> INFORMATION SUPPLIED:
◇ ◇ ◇ ◇ ◇ ◇ ◇
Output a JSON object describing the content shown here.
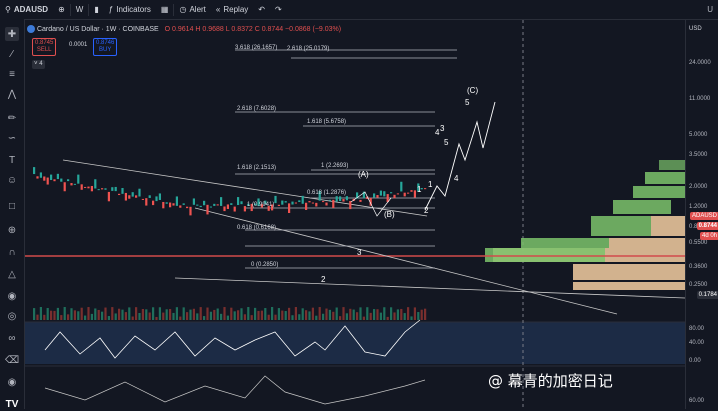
{
  "toolbar": {
    "symbol": "ADAUSD",
    "interval": "W",
    "indicators_label": "Indicators",
    "alert_label": "Alert",
    "replay_label": "Replay",
    "right_cut": "U"
  },
  "legend": {
    "title": "Cardano / US Dollar · 1W · COINBASE",
    "ohlc": "O 0.9614  H 0.9688  L 0.8372  C 0.8744  −0.0868 (−9.03%)",
    "sell_price": "0.8745",
    "sell_label": "SELL",
    "spread": "0.0001",
    "buy_price": "0.8746",
    "buy_label": "BUY",
    "collapse": "4"
  },
  "price_axis": {
    "currency": "USD",
    "labels": [
      "24.0000",
      "11.0000",
      "5.0000",
      "3.5000",
      "2.0000",
      "1.2000",
      "0.8000",
      "0.5500",
      "0.3600",
      "0.2500",
      "0.1784"
    ],
    "current_symbol": "ADAUSD",
    "current_price": "0.8744",
    "current_sub": "4d 0h",
    "indicator_labels": [
      "80.00",
      "40.00",
      "0.00",
      "60.00"
    ]
  },
  "fib_labels": [
    "3.618 (26.1657)",
    "2.618 (25.0179)",
    "2.618 (7.6028)",
    "1.618 (5.6758)",
    "1.618 (2.1513)",
    "1 (2.2693)",
    "0.618 (1.2876)",
    "1 (0.9941)",
    "0.618 (0.6168)",
    "0 (0.2850)"
  ],
  "wave_labels": [
    "(C)",
    "5",
    "3",
    "4",
    "1",
    "2",
    "(A)",
    "(B)",
    "3",
    "4",
    "5",
    "1",
    "2"
  ],
  "watermark": "@ 幕青的加密日记",
  "bottom_logo": "TV"
}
◇ ◇ ◇ ◇ ◇ ◇ ◇
> TASK BRIEF:
Omit the pictures, and quote the material above exactly as given.

> WRITTEN SOLUTION:
Output a JSON object describing the content shown here.
{
  "toolbar": {
    "symbol": "ADAUSD",
    "interval": "W",
    "indicators_label": "Indicators",
    "alert_label": "Alert",
    "replay_label": "Replay",
    "right_cut": "U"
  },
  "legend": {
    "title": "Cardano / US Dollar · 1W · COINBASE",
    "ohlc": "O 0.9614  H 0.9688  L 0.8372  C 0.8744  −0.0868 (−9.03%)",
    "sell_price": "0.8745",
    "sell_label": "SELL",
    "spread": "0.0001",
    "buy_price": "0.8746",
    "buy_label": "BUY",
    "collapse": "4"
  },
  "price_axis": {
    "currency": "USD",
    "labels": [
      "24.0000",
      "11.0000",
      "5.0000",
      "3.5000",
      "2.0000",
      "1.2000",
      "0.8000",
      "0.5500",
      "0.3600",
      "0.2500",
      "0.1784"
    ],
    "current_symbol": "ADAUSD",
    "current_price": "0.8744",
    "current_sub": "4d 0h",
    "indicator_labels": [
      "80.00",
      "40.00",
      "0.00",
      "60.00"
    ]
  },
  "fib_labels": [
    "3.618 (26.1657)",
    "2.618 (25.0179)",
    "2.618 (7.6028)",
    "1.618 (5.6758)",
    "1.618 (2.1513)",
    "1 (2.2693)",
    "0.618 (1.2876)",
    "1 (0.9941)",
    "0.618 (0.6168)",
    "0 (0.2850)"
  ],
  "wave_labels": [
    "(C)",
    "5",
    "3",
    "4",
    "1",
    "2",
    "(A)",
    "(B)",
    "3",
    "4",
    "5",
    "1",
    "2"
  ],
  "watermark": "@ 幕青的加密日记",
  "bottom_logo": "TV"
}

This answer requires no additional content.